- Exercise tasks:
(1) In the Facebook discussion, what does the first commenter call Facebook's "People You May Know" feature?
(2) Write the next part of the Facebook discussion, picking up after its final comment.

>> start Source document

I refer to Facebook's "People You May Know" feature as "People I Hate." For some of them, Facebook is quite right--I do know them. And I don't want to be friends.
People You May Know for me is 'Friends of couples you have both of on Facebook'.
e.g. my Romanian coworker and her husband have a lot of friends back in Romania, and apparently an assload of them are on Facebook because Facebook is constantly suggesting them to me.
Likewise, someone's brother or ex or girlfriend or whoever friends me and suddenly Facebook has a huge wealth of people to draw from, and yet it can't figure out that I don't know a 14-year-old girl who lives in Arizona who is only friends with one other person I know.
Facebook's friends-of-friends hack is meant for younger groups of people who have large groups of acquaintances outside of their smaller group of friends - think high schoolers or college kids, where you might actually know that person your friend knows, but you don't have them on FB yet.
In comparison, once people hit 25-30 and their friends are scattered across the country (and they start friending coworkers, etc.) the whole system becomes noise over signal, and it all falls apart.
Not sure that a business based on taking a photo of something and asking people "what is this?" is destined for success. Isn't that something that Google Now/Siri will probably automatically answer in the near future?
"It's a left-handed lug nut for a 1975 Vespa scooter. Click here to buy it now on Ebay!"
"It's a powdered doughnut, and judging from your location, you're at Acme Doughnuts on Main St. They have a 2-for-1 special after 5pm every day!"
"It's your friend Dave, shot through a red filter and wearing a hockey goalie's mask. He has an Android phone in his pocket, so I was able to check my geolocation records to identify him. Good one! You almost got me!"
Not sure that a business based on taking a photo of something and asking people "what is this?" is destined for success. Isn't that something that Google Now/Siri will probably automatically answer in the near future?
These services require data-entry on the part of their users in order to seed these identification engines. I see this data-entry as a hidden value of the user, and part of why network effects are so valued by VCs/the market.
In any case, Google can simply say "I think it's a lug nut. Do you agree Y/N?" And in effect, play 20 questions with its entire userbase. In very short order it would be capable of identifying anything.
"That's your girlfriend Ally, wearing a ghost costume. You almost got it past me, but the guy across the street watched her put on her costume with his Google Glasses and a pair of binoculars. Buy binoculars at Amazon, click here. Buy window curtains at Walmart, click here."
The article kindly submitted here shows some interesting examples of assumptions not working right in social network algorithms. Certainly I prefer a narrower rather than a broader sampling in my Facebook homepage feed of posts that have reached the home page of one or another of my more than 700 (!) Facebook friends.

>> end Source document
>> start Data supplied

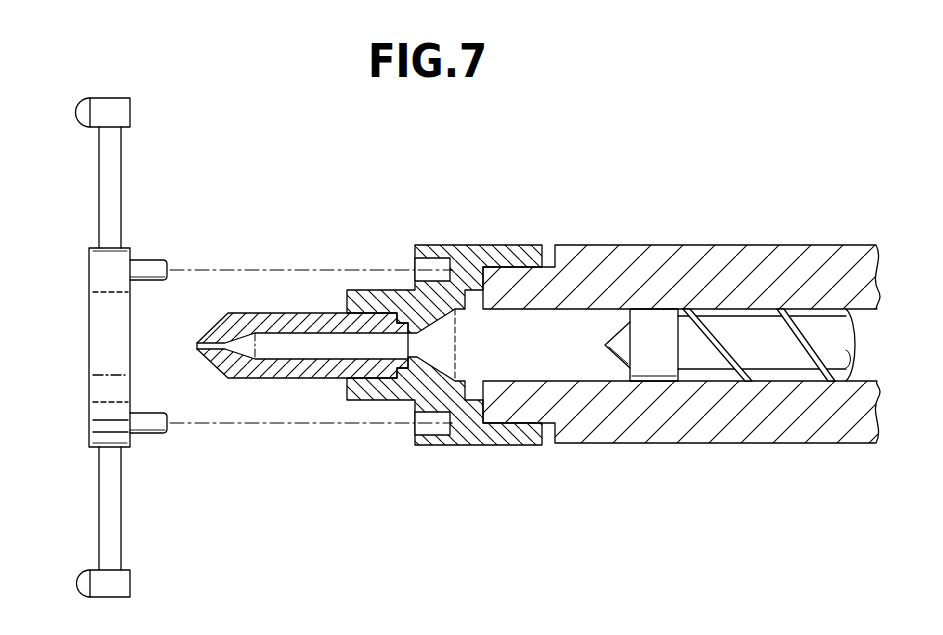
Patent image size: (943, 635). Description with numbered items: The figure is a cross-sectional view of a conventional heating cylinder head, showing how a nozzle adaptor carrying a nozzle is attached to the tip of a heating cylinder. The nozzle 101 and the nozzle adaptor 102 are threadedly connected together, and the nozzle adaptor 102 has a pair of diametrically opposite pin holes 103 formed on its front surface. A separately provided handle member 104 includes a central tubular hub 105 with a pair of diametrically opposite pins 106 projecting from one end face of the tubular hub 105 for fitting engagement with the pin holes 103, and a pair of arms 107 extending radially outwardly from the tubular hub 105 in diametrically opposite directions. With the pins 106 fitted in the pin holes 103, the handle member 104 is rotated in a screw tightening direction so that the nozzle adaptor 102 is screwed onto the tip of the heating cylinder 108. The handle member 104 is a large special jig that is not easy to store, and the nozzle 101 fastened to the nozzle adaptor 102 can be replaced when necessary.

The nozzle 101 is at (272, 313).
The nozzle adaptor 102 is at (458, 245).
The pin holes 103 is at (415, 262).
The handle member 104 is at (135, 94).
The tubular hub 105 is at (108, 348).
The pins 106 is at (150, 266).
The arms 107 is at (108, 184).
The heating cylinder 108 is at (707, 255).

>> end Data supplied

- Response list:
(1) "People I Hate."

(2)
But I do like the "friends of friends" reach for one kind of purpose. By default, posts I post to my own wall are set for "friends only," and I have curated (trimmed) my friends list a few times to make sure it only reaches actual friends. (I am older than most Hacker News participants, and have lived in more than one place, and perhaps that's why 700 friends, not all of whom are active on Facebook, doesn't seem completely excessive.) When I see a new notice, often here on Hacker News, about a security breach in some commonly used online service or software product, I will often share the link about that with "friends of friends," precisely so that the personal information of my direct friends will be at less risk of leaking out through lax security practices on the part of their other friends. I like to keep my extended circle up-to-date on sound online privacy practices, so that my inner circle can surf and discuss with less hassle from spammers and other criminals.
> I am older than most Hacker News participants, and have lived in more than one place, and perhaps that's why 700 friends, not all of whom are active on Facebook, doesn't seem completely excessive.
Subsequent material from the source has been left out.